◆ Task prompt: Every line below should be repeated exactly.

◆ Extracted data:
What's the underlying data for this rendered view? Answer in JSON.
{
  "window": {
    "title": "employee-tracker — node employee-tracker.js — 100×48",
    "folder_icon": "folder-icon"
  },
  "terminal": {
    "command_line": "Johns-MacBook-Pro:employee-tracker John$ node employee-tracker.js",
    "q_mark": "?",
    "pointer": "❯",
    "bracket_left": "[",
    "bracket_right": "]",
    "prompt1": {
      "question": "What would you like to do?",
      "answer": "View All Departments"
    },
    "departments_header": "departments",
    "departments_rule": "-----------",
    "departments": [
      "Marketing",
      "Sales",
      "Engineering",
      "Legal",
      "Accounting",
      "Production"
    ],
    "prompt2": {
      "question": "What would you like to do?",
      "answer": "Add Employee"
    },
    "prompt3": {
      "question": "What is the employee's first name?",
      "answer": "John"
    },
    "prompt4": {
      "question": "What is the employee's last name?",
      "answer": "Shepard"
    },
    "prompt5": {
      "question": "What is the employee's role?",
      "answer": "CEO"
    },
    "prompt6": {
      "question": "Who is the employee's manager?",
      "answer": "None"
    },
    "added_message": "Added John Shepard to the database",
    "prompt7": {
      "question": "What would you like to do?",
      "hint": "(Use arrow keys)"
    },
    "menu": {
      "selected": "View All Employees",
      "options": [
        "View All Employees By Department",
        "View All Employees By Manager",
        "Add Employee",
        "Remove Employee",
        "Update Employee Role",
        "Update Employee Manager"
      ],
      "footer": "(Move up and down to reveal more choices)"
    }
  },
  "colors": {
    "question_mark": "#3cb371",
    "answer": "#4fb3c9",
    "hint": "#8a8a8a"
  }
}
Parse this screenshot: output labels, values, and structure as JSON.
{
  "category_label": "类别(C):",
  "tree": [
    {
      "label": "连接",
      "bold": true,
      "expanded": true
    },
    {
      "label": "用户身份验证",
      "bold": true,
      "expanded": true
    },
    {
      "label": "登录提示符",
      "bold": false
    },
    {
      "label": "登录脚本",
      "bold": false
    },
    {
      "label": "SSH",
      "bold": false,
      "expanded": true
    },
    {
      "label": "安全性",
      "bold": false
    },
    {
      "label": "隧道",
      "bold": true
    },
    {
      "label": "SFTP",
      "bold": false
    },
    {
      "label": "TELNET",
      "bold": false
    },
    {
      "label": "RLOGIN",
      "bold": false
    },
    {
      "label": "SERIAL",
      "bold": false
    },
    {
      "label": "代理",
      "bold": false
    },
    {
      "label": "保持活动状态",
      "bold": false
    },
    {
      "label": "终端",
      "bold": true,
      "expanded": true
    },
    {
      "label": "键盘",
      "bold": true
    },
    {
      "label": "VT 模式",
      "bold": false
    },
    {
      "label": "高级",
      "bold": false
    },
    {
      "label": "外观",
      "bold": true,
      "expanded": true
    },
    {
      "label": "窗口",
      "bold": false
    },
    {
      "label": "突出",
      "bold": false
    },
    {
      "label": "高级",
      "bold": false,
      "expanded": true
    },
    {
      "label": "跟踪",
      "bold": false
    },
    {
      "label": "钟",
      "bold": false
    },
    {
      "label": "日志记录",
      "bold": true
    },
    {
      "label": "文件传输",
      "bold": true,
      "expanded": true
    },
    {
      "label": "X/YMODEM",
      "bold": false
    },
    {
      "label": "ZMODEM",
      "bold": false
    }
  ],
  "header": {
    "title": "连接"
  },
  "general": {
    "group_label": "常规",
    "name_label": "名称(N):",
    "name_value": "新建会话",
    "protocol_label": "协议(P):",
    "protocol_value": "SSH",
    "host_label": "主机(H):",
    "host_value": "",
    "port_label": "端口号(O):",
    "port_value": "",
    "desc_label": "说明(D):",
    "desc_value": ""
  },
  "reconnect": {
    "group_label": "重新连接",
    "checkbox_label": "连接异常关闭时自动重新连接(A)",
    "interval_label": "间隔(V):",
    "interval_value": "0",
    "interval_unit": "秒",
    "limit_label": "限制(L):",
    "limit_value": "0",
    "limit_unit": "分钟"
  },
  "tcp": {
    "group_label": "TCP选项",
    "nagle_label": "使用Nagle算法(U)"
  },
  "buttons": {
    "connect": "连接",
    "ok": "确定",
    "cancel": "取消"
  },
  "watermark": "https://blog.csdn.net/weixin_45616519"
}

◆ The solution:
What's the underlying data for this rendered view? Answer in JSON.
{
  "window": {
    "title": "employee-tracker — node employee-tracker.js — 100×48",
    "folder_icon": "folder-icon"
  },
  "terminal": {
    "command_line": "Johns-MacBook-Pro:employee-tracker John$ node employee-tracker.js",
    "q_mark": "?",
    "pointer": "❯",
    "bracket_left": "[",
    "bracket_right": "]",
    "prompt1": {
      "question": "What would you like to do?",
      "answer": "View All Departments"
    },
    "departments_header": "departments",
    "departments_rule": "-----------",
    "departments": [
      "Marketing",
      "Sales",
      "Engineering",
      "Legal",
      "Accounting",
      "Production"
    ],
    "prompt2": {
      "question": "What would you like to do?",
      "answer": "Add Employee"
    },
    "prompt3": {
      "question": "What is the employee's first name?",
      "answer": "John"
    },
    "prompt4": {
      "question": "What is the employee's last name?",
      "answer": "Shepard"
    },
    "prompt5": {
      "question": "What is the employee's role?",
      "answer": "CEO"
    },
    "prompt6": {
      "question": "Who is the employee's manager?",
      "answer": "None"
    },
    "added_message": "Added John Shepard to the database",
    "prompt7": {
      "question": "What would you like to do?",
      "hint": "(Use arrow keys)"
    },
    "menu": {
      "selected": "View All Employees",
      "options": [
        "View All Employees By Department",
        "View All Employees By Manager",
        "Add Employee",
        "Remove Employee",
        "Update Employee Role",
        "Update Employee Manager"
      ],
      "footer": "(Move up and down to reveal more choices)"
    }
  },
  "colors": {
    "question_mark": "#3cb371",
    "answer": "#4fb3c9",
    "hint": "#8a8a8a"
  }
}
Parse this screenshot: output labels, values, and structure as JSON.
{
  "category_label": "类别(C):",
  "tree": [
    {
      "label": "连接",
      "bold": true,
      "expanded": true
    },
    {
      "label": "用户身份验证",
      "bold": true,
      "expanded": true
    },
    {
      "label": "登录提示符",
      "bold": false
    },
    {
      "label": "登录脚本",
      "bold": false
    },
    {
      "label": "SSH",
      "bold": false,
      "expanded": true
    },
    {
      "label": "安全性",
      "bold": false
    },
    {
      "label": "隧道",
      "bold": true
    },
    {
      "label": "SFTP",
      "bold": false
    },
    {
      "label": "TELNET",
      "bold": false
    },
    {
      "label": "RLOGIN",
      "bold": false
    },
    {
      "label": "SERIAL",
      "bold": false
    },
    {
      "label": "代理",
      "bold": false
    },
    {
      "label": "保持活动状态",
      "bold": false
    },
    {
      "label": "终端",
      "bold": true,
      "expanded": true
    },
    {
      "label": "键盘",
      "bold": true
    },
    {
      "label": "VT 模式",
      "bold": false
    },
    {
      "label": "高级",
      "bold": false
    },
    {
      "label": "外观",
      "bold": true,
      "expanded": true
    },
    {
      "label": "窗口",
      "bold": false
    },
    {
      "label": "突出",
      "bold": false
    },
    {
      "label": "高级",
      "bold": false,
      "expanded": true
    },
    {
      "label": "跟踪",
      "bold": false
    },
    {
      "label": "钟",
      "bold": false
    },
    {
      "label": "日志记录",
      "bold": true
    },
    {
      "label": "文件传输",
      "bold": true,
      "expanded": true
    },
    {
      "label": "X/YMODEM",
      "bold": false
    },
    {
      "label": "ZMODEM",
      "bold": false
    }
  ],
  "header": {
    "title": "连接"
  },
  "general": {
    "group_label": "常规",
    "name_label": "名称(N):",
    "name_value": "新建会话",
    "protocol_label": "协议(P):",
    "protocol_value": "SSH",
    "host_label": "主机(H):",
    "host_value": "",
    "port_label": "端口号(O):",
    "port_value": "",
    "desc_label": "说明(D):",
    "desc_value": ""
  },
  "reconnect": {
    "group_label": "重新连接",
    "checkbox_label": "连接异常关闭时自动重新连接(A)",
    "interval_label": "间隔(V):",
    "interval_value": "0",
    "interval_unit": "秒",
    "limit_label": "限制(L):",
    "limit_value": "0",
    "limit_unit": "分钟"
  },
  "tcp": {
    "group_label": "TCP选项",
    "nagle_label": "使用Nagle算法(U)"
  },
  "buttons": {
    "connect": "连接",
    "ok": "确定",
    "cancel": "取消"
  },
  "watermark": "https://blog.csdn.net/weixin_45616519"
}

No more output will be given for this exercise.